*EXERCISE REQUIREMENTS*. Provide the records once more, identical to the original.

*Items from a figure collection*.
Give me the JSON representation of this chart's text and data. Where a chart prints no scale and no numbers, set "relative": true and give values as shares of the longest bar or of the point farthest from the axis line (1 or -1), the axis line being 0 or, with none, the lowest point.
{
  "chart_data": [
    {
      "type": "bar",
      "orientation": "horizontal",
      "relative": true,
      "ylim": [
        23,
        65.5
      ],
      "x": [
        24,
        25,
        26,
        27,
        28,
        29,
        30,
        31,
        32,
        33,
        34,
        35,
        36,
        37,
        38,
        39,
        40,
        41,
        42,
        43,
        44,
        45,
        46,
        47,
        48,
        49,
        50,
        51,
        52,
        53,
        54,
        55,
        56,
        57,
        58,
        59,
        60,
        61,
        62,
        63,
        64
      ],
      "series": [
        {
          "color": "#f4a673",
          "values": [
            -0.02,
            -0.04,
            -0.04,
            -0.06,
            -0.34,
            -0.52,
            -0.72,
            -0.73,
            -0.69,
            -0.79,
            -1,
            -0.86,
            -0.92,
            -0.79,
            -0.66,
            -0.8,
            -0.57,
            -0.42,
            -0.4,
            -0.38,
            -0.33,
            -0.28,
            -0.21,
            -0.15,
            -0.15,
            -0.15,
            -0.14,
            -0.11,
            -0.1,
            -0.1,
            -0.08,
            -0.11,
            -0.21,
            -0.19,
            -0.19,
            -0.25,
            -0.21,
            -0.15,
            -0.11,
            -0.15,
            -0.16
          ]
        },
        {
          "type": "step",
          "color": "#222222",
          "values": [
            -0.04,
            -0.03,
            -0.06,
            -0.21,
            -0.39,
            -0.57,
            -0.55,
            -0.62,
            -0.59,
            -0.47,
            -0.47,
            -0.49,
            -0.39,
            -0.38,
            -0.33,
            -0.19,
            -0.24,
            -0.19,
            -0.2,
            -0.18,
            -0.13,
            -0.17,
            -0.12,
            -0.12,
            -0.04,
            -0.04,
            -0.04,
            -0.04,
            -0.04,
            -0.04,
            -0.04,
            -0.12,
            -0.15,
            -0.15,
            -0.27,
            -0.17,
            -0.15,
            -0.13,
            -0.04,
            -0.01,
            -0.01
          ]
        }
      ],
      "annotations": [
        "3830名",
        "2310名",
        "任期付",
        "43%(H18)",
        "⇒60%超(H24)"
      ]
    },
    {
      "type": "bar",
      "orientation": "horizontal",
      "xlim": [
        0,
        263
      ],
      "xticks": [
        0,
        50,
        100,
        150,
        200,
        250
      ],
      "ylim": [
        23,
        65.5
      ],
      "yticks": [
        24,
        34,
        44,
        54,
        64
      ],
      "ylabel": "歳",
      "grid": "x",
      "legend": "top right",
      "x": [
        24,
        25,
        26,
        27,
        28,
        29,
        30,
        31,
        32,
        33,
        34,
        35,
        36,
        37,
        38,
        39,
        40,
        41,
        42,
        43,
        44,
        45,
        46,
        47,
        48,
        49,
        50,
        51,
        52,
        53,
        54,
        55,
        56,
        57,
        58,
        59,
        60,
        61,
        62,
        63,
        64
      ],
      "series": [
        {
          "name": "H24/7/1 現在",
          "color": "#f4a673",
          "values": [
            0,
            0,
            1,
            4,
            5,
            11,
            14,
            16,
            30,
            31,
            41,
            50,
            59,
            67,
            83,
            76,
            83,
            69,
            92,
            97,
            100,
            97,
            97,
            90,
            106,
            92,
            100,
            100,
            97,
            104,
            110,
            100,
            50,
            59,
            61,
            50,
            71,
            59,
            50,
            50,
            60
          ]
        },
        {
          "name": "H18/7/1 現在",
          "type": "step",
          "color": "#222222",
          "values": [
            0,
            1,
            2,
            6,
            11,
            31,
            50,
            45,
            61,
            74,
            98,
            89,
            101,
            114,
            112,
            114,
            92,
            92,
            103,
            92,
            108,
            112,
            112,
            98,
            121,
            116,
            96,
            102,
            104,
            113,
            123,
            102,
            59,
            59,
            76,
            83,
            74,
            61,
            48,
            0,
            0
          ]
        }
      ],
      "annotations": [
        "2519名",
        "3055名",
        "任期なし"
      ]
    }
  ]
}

*OUTPUT BELOW*.
Give me the JSON representation of this chart's text and data. Where a chart prints no scale and no numbers, set "relative": true and give values as shares of the longest bar or of the point farthest from the axis line (1 or -1), the axis line being 0 or, with none, the lowest point.
{
  "chart_data": [
    {
      "type": "bar",
      "orientation": "horizontal",
      "relative": true,
      "ylim": [
        23,
        65.5
      ],
      "x": [
        24,
        25,
        26,
        27,
        28,
        29,
        30,
        31,
        32,
        33,
        34,
        35,
        36,
        37,
        38,
        39,
        40,
        41,
        42,
        43,
        44,
        45,
        46,
        47,
        48,
        49,
        50,
        51,
        52,
        53,
        54,
        55,
        56,
        57,
        58,
        59,
        60,
        61,
        62,
        63,
        64
      ],
      "series": [
        {
          "color": "#f4a673",
          "values": [
            -0.02,
            -0.04,
            -0.04,
            -0.06,
            -0.34,
            -0.52,
            -0.72,
            -0.73,
            -0.69,
            -0.79,
            -1,
            -0.86,
            -0.92,
            -0.79,
            -0.66,
            -0.8,
            -0.57,
            -0.42,
            -0.4,
            -0.38,
            -0.33,
            -0.28,
            -0.21,
            -0.15,
            -0.15,
            -0.15,
            -0.14,
            -0.11,
            -0.1,
            -0.1,
            -0.08,
            -0.11,
            -0.21,
            -0.19,
            -0.19,
            -0.25,
            -0.21,
            -0.15,
            -0.11,
            -0.15,
            -0.16
          ]
        },
        {
          "type": "step",
          "color": "#222222",
          "values": [
            -0.04,
            -0.03,
            -0.06,
            -0.21,
            -0.39,
            -0.57,
            -0.55,
            -0.62,
            -0.59,
            -0.47,
            -0.47,
            -0.49,
            -0.39,
            -0.38,
            -0.33,
            -0.19,
            -0.24,
            -0.19,
            -0.2,
            -0.18,
            -0.13,
            -0.17,
            -0.12,
            -0.12,
            -0.04,
            -0.04,
            -0.04,
            -0.04,
            -0.04,
            -0.04,
            -0.04,
            -0.12,
            -0.15,
            -0.15,
            -0.27,
            -0.17,
            -0.15,
            -0.13,
            -0.04,
            -0.01,
            -0.01
          ]
        }
      ],
      "annotations": [
        "3830名",
        "2310名",
        "任期付",
        "43%(H18)",
        "⇒60%超(H24)"
      ]
    },
    {
      "type": "bar",
      "orientation": "horizontal",
      "xlim": [
        0,
        263
      ],
      "xticks": [
        0,
        50,
        100,
        150,
        200,
        250
      ],
      "ylim": [
        23,
        65.5
      ],
      "yticks": [
        24,
        34,
        44,
        54,
        64
      ],
      "ylabel": "歳",
      "grid": "x",
      "legend": "top right",
      "x": [
        24,
        25,
        26,
        27,
        28,
        29,
        30,
        31,
        32,
        33,
        34,
        35,
        36,
        37,
        38,
        39,
        40,
        41,
        42,
        43,
        44,
        45,
        46,
        47,
        48,
        49,
        50,
        51,
        52,
        53,
        54,
        55,
        56,
        57,
        58,
        59,
        60,
        61,
        62,
        63,
        64
      ],
      "series": [
        {
          "name": "H24/7/1 現在",
          "color": "#f4a673",
          "values": [
            0,
            0,
            1,
            4,
            5,
            11,
            14,
            16,
            30,
            31,
            41,
            50,
            59,
            67,
            83,
            76,
            83,
            69,
            92,
            97,
            100,
            97,
            97,
            90,
            106,
            92,
            100,
            100,
            97,
            104,
            110,
            100,
            50,
            59,
            61,
            50,
            71,
            59,
            50,
            50,
            60
          ]
        },
        {
          "name": "H18/7/1 現在",
          "type": "step",
          "color": "#222222",
          "values": [
            0,
            1,
            2,
            6,
            11,
            31,
            50,
            45,
            61,
            74,
            98,
            89,
            101,
            114,
            112,
            114,
            92,
            92,
            103,
            92,
            108,
            112,
            112,
            98,
            121,
            116,
            96,
            102,
            104,
            113,
            123,
            102,
            59,
            59,
            76,
            83,
            74,
            61,
            48,
            0,
            0
          ]
        }
      ],
      "annotations": [
        "2519名",
        "3055名",
        "任期なし"
      ]
    }
  ]
}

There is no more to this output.